→ Short task
Can you reproduce each of the items below, line for line, with no changes?

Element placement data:
++++++++

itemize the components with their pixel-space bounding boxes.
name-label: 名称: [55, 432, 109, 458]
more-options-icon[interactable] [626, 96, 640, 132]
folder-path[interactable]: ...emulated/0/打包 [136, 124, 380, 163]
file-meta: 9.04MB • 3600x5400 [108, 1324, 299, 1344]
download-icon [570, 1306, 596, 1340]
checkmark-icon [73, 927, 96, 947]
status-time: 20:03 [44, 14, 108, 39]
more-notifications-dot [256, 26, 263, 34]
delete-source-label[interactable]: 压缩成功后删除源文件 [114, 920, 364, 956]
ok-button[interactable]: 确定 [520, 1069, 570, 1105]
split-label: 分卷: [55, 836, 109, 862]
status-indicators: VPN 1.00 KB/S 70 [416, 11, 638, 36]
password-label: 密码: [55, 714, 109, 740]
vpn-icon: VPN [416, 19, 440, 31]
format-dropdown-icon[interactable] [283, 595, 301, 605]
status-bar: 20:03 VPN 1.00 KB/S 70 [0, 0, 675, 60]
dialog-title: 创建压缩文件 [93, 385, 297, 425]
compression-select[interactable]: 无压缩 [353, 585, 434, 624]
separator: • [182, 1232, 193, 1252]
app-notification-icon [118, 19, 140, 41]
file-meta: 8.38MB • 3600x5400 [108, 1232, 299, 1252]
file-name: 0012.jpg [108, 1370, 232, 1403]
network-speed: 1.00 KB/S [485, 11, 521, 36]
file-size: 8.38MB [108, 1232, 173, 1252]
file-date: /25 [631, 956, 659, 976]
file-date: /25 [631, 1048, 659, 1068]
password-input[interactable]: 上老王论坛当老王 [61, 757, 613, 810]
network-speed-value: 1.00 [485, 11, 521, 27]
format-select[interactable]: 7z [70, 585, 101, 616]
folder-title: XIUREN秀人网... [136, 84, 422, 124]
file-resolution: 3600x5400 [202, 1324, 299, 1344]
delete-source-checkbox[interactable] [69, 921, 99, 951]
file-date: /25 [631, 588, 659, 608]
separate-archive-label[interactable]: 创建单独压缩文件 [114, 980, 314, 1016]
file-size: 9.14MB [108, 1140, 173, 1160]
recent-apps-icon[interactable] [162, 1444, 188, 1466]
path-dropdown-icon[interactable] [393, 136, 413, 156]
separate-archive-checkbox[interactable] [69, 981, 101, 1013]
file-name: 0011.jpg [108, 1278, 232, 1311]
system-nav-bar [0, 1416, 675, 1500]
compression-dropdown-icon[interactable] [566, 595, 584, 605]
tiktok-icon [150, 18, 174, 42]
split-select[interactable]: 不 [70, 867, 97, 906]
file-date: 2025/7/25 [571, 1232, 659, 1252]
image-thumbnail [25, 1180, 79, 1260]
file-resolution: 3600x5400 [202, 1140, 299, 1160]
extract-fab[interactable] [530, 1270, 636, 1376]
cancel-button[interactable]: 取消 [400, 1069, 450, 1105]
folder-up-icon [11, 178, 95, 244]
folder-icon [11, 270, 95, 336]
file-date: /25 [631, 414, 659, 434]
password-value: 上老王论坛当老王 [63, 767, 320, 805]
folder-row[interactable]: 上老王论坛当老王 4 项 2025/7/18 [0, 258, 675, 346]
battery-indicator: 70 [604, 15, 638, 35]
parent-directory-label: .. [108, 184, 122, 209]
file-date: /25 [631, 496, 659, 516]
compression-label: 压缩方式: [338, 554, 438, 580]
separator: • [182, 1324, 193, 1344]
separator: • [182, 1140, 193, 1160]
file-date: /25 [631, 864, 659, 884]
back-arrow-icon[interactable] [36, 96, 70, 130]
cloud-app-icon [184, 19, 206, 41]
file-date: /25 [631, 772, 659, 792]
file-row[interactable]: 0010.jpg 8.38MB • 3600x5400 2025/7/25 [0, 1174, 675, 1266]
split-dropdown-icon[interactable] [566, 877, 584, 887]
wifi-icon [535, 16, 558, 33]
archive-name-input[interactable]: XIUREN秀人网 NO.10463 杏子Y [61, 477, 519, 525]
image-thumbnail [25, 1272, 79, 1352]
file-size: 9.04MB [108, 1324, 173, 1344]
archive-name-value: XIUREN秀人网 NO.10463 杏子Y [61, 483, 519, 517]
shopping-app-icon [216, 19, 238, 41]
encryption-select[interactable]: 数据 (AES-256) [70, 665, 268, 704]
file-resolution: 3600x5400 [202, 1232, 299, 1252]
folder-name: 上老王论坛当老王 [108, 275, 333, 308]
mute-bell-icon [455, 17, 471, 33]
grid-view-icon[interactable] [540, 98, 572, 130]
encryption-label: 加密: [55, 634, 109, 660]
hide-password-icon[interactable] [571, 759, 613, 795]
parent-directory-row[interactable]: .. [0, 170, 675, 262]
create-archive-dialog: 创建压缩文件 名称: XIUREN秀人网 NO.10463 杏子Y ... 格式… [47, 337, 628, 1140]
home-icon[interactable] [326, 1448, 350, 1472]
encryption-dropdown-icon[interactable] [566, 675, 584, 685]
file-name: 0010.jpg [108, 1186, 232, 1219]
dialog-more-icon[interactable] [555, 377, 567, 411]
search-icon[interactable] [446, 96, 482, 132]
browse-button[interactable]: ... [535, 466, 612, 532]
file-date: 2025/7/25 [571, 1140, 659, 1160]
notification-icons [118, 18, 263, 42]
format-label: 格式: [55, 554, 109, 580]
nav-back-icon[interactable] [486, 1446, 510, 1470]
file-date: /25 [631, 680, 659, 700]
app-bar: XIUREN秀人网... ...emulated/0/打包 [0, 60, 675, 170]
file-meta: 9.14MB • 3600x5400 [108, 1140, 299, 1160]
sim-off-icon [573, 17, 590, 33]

++++++++

→ Correct response
itemize the components with their pixel-space bounding boxes.
name-label: 名称: [55, 432, 109, 458]
more-options-icon[interactable] [626, 96, 640, 132]
folder-path[interactable]: ...emulated/0/打包 [136, 124, 380, 163]
file-meta: 9.04MB • 3600x5400 [108, 1324, 299, 1344]
download-icon [570, 1306, 596, 1340]
checkmark-icon [73, 927, 96, 947]
status-time: 20:03 [44, 14, 108, 39]
more-notifications-dot [256, 26, 263, 34]
delete-source-label[interactable]: 压缩成功后删除源文件 [114, 920, 364, 956]
ok-button[interactable]: 确定 [520, 1069, 570, 1105]
split-label: 分卷: [55, 836, 109, 862]
status-indicators: VPN 1.00 KB/S 70 [416, 11, 638, 36]
password-label: 密码: [55, 714, 109, 740]
vpn-icon: VPN [416, 19, 440, 31]
format-dropdown-icon[interactable] [283, 595, 301, 605]
status-bar: 20:03 VPN 1.00 KB/S 70 [0, 0, 675, 60]
dialog-title: 创建压缩文件 [93, 385, 297, 425]
compression-select[interactable]: 无压缩 [353, 585, 434, 624]
separator: • [182, 1232, 193, 1252]
app-notification-icon [118, 19, 140, 41]
file-meta: 8.38MB • 3600x5400 [108, 1232, 299, 1252]
file-name: 0012.jpg [108, 1370, 232, 1403]
network-speed: 1.00 KB/S [485, 11, 521, 36]
file-size: 8.38MB [108, 1232, 173, 1252]
file-date: /25 [631, 956, 659, 976]
file-date: /25 [631, 1048, 659, 1068]
password-input[interactable]: 上老王论坛当老王 [61, 757, 613, 810]
network-speed-value: 1.00 [485, 11, 521, 27]
format-select[interactable]: 7z [70, 585, 101, 616]
folder-title: XIUREN秀人网... [136, 84, 422, 124]
file-resolution: 3600x5400 [202, 1324, 299, 1344]
delete-source-checkbox[interactable] [69, 921, 99, 951]
file-date: /25 [631, 588, 659, 608]
separate-archive-label[interactable]: 创建单独压缩文件 [114, 980, 314, 1016]
file-size: 9.14MB [108, 1140, 173, 1160]
recent-apps-icon[interactable] [162, 1444, 188, 1466]
path-dropdown-icon[interactable] [393, 136, 413, 156]
separate-archive-checkbox[interactable] [69, 981, 101, 1013]
file-name: 0011.jpg [108, 1278, 232, 1311]
system-nav-bar [0, 1416, 675, 1500]
compression-dropdown-icon[interactable] [566, 595, 584, 605]
tiktok-icon [150, 18, 174, 42]
split-select[interactable]: 不 [70, 867, 97, 906]
file-date: 2025/7/25 [571, 1232, 659, 1252]
image-thumbnail [25, 1180, 79, 1260]
file-resolution: 3600x5400 [202, 1140, 299, 1160]
extract-fab[interactable] [530, 1270, 636, 1376]
cancel-button[interactable]: 取消 [400, 1069, 450, 1105]
folder-up-icon [11, 178, 95, 244]
folder-icon [11, 270, 95, 336]
file-date: /25 [631, 414, 659, 434]
password-value: 上老王论坛当老王 [63, 767, 320, 805]
folder-row[interactable]: 上老王论坛当老王 4 项 2025/7/18 [0, 258, 675, 346]
battery-indicator: 70 [604, 15, 638, 35]
parent-directory-label: .. [108, 184, 122, 209]
file-date: /25 [631, 496, 659, 516]
compression-label: 压缩方式: [338, 554, 438, 580]
separator: • [182, 1324, 193, 1344]
separator: • [182, 1140, 193, 1160]
file-date: /25 [631, 864, 659, 884]
back-arrow-icon[interactable] [36, 96, 70, 130]
cloud-app-icon [184, 19, 206, 41]
file-date: /25 [631, 772, 659, 792]
file-row[interactable]: 0010.jpg 8.38MB • 3600x5400 2025/7/25 [0, 1174, 675, 1266]
split-dropdown-icon[interactable] [566, 877, 584, 887]
wifi-icon [535, 16, 558, 33]
archive-name-input[interactable]: XIUREN秀人网 NO.10463 杏子Y [61, 477, 519, 525]
image-thumbnail [25, 1272, 79, 1352]
file-size: 9.04MB [108, 1324, 173, 1344]
archive-name-value: XIUREN秀人网 NO.10463 杏子Y [61, 483, 519, 517]
shopping-app-icon [216, 19, 238, 41]
encryption-select[interactable]: 数据 (AES-256) [70, 665, 268, 704]
file-resolution: 3600x5400 [202, 1232, 299, 1252]
folder-name: 上老王论坛当老王 [108, 275, 333, 308]
mute-bell-icon [455, 17, 471, 33]
grid-view-icon[interactable] [540, 98, 572, 130]
encryption-label: 加密: [55, 634, 109, 660]
hide-password-icon[interactable] [571, 759, 613, 795]
parent-directory-row[interactable]: .. [0, 170, 675, 262]
create-archive-dialog: 创建压缩文件 名称: XIUREN秀人网 NO.10463 杏子Y ... 格式… [47, 337, 628, 1140]
home-icon[interactable] [326, 1448, 350, 1472]
encryption-dropdown-icon[interactable] [566, 675, 584, 685]
file-name: 0010.jpg [108, 1186, 232, 1219]
dialog-more-icon[interactable] [555, 377, 567, 411]
search-icon[interactable] [446, 96, 482, 132]
browse-button[interactable]: ... [535, 466, 612, 532]
file-date: 2025/7/25 [571, 1140, 659, 1160]
notification-icons [118, 18, 263, 42]
format-label: 格式: [55, 554, 109, 580]
nav-back-icon[interactable] [486, 1446, 510, 1470]
file-date: /25 [631, 680, 659, 700]
app-bar: XIUREN秀人网... ...emulated/0/打包 [0, 60, 675, 170]
file-meta: 9.14MB • 3600x5400 [108, 1140, 299, 1160]
sim-off-icon [573, 17, 590, 33]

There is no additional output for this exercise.